-- Given instruction --
Each record must be reproduced exactly as it is shown.
— start —
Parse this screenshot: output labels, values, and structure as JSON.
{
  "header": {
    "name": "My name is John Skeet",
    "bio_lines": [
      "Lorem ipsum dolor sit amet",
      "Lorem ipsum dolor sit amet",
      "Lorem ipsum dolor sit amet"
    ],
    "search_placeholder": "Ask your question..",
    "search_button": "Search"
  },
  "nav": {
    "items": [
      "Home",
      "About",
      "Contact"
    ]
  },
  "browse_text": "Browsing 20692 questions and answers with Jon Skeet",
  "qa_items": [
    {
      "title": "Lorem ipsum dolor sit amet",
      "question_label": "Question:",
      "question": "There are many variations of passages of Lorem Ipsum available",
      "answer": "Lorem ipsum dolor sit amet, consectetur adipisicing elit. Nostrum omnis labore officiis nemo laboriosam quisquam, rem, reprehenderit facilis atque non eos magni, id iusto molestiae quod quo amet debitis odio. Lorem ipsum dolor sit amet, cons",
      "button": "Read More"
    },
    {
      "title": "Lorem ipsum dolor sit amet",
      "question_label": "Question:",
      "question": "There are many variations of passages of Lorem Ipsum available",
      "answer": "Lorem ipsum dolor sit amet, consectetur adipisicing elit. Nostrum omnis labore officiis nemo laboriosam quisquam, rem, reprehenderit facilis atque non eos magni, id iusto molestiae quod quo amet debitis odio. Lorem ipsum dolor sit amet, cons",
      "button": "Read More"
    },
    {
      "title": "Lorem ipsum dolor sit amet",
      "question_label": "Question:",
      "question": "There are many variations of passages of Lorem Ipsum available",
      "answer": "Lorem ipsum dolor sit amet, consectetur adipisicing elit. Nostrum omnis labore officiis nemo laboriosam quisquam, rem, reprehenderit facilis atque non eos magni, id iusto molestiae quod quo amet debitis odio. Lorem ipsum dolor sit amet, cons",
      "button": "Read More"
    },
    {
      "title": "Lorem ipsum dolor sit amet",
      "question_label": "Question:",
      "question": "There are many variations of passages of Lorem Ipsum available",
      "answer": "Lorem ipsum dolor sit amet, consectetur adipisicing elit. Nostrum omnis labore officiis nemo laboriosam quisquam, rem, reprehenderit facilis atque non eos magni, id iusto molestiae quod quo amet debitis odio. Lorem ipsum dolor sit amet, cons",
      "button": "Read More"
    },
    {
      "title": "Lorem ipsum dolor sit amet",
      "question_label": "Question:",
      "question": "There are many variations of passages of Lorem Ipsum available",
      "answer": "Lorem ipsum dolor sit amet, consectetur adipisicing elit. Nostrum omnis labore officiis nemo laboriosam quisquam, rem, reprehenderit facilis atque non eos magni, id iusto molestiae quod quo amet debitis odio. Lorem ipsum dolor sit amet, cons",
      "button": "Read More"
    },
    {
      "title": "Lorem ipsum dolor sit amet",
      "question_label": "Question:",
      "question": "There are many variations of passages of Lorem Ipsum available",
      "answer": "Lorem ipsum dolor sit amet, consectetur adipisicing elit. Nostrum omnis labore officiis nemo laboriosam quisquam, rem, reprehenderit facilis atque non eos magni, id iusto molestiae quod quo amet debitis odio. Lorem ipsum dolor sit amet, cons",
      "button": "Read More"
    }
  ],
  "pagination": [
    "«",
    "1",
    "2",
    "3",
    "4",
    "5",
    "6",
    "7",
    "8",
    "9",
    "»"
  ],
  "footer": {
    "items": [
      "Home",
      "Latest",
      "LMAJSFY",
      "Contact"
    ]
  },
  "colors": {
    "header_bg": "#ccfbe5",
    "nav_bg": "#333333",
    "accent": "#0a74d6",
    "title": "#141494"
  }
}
— end —
-- Correct result --
Parse this screenshot: output labels, values, and structure as JSON.
{
  "header": {
    "name": "My name is John Skeet",
    "bio_lines": [
      "Lorem ipsum dolor sit amet",
      "Lorem ipsum dolor sit amet",
      "Lorem ipsum dolor sit amet"
    ],
    "search_placeholder": "Ask your question..",
    "search_button": "Search"
  },
  "nav": {
    "items": [
      "Home",
      "About",
      "Contact"
    ]
  },
  "browse_text": "Browsing 20692 questions and answers with Jon Skeet",
  "qa_items": [
    {
      "title": "Lorem ipsum dolor sit amet",
      "question_label": "Question:",
      "question": "There are many variations of passages of Lorem Ipsum available",
      "answer": "Lorem ipsum dolor sit amet, consectetur adipisicing elit. Nostrum omnis labore officiis nemo laboriosam quisquam, rem, reprehenderit facilis atque non eos magni, id iusto molestiae quod quo amet debitis odio. Lorem ipsum dolor sit amet, cons",
      "button": "Read More"
    },
    {
      "title": "Lorem ipsum dolor sit amet",
      "question_label": "Question:",
      "question": "There are many variations of passages of Lorem Ipsum available",
      "answer": "Lorem ipsum dolor sit amet, consectetur adipisicing elit. Nostrum omnis labore officiis nemo laboriosam quisquam, rem, reprehenderit facilis atque non eos magni, id iusto molestiae quod quo amet debitis odio. Lorem ipsum dolor sit amet, cons",
      "button": "Read More"
    },
    {
      "title": "Lorem ipsum dolor sit amet",
      "question_label": "Question:",
      "question": "There are many variations of passages of Lorem Ipsum available",
      "answer": "Lorem ipsum dolor sit amet, consectetur adipisicing elit. Nostrum omnis labore officiis nemo laboriosam quisquam, rem, reprehenderit facilis atque non eos magni, id iusto molestiae quod quo amet debitis odio. Lorem ipsum dolor sit amet, cons",
      "button": "Read More"
    },
    {
      "title": "Lorem ipsum dolor sit amet",
      "question_label": "Question:",
      "question": "There are many variations of passages of Lorem Ipsum available",
      "answer": "Lorem ipsum dolor sit amet, consectetur adipisicing elit. Nostrum omnis labore officiis nemo laboriosam quisquam, rem, reprehenderit facilis atque non eos magni, id iusto molestiae quod quo amet debitis odio. Lorem ipsum dolor sit amet, cons",
      "button": "Read More"
    },
    {
      "title": "Lorem ipsum dolor sit amet",
      "question_label": "Question:",
      "question": "There are many variations of passages of Lorem Ipsum available",
      "answer": "Lorem ipsum dolor sit amet, consectetur adipisicing elit. Nostrum omnis labore officiis nemo laboriosam quisquam, rem, reprehenderit facilis atque non eos magni, id iusto molestiae quod quo amet debitis odio. Lorem ipsum dolor sit amet, cons",
      "button": "Read More"
    },
    {
      "title": "Lorem ipsum dolor sit amet",
      "question_label": "Question:",
      "question": "There are many variations of passages of Lorem Ipsum available",
      "answer": "Lorem ipsum dolor sit amet, consectetur adipisicing elit. Nostrum omnis labore officiis nemo laboriosam quisquam, rem, reprehenderit facilis atque non eos magni, id iusto molestiae quod quo amet debitis odio. Lorem ipsum dolor sit amet, cons",
      "button": "Read More"
    }
  ],
  "pagination": [
    "«",
    "1",
    "2",
    "3",
    "4",
    "5",
    "6",
    "7",
    "8",
    "9",
    "»"
  ],
  "footer": {
    "items": [
      "Home",
      "Latest",
      "LMAJSFY",
      "Contact"
    ]
  },
  "colors": {
    "header_bg": "#ccfbe5",
    "nav_bg": "#333333",
    "accent": "#0a74d6",
    "title": "#141494"
  }
}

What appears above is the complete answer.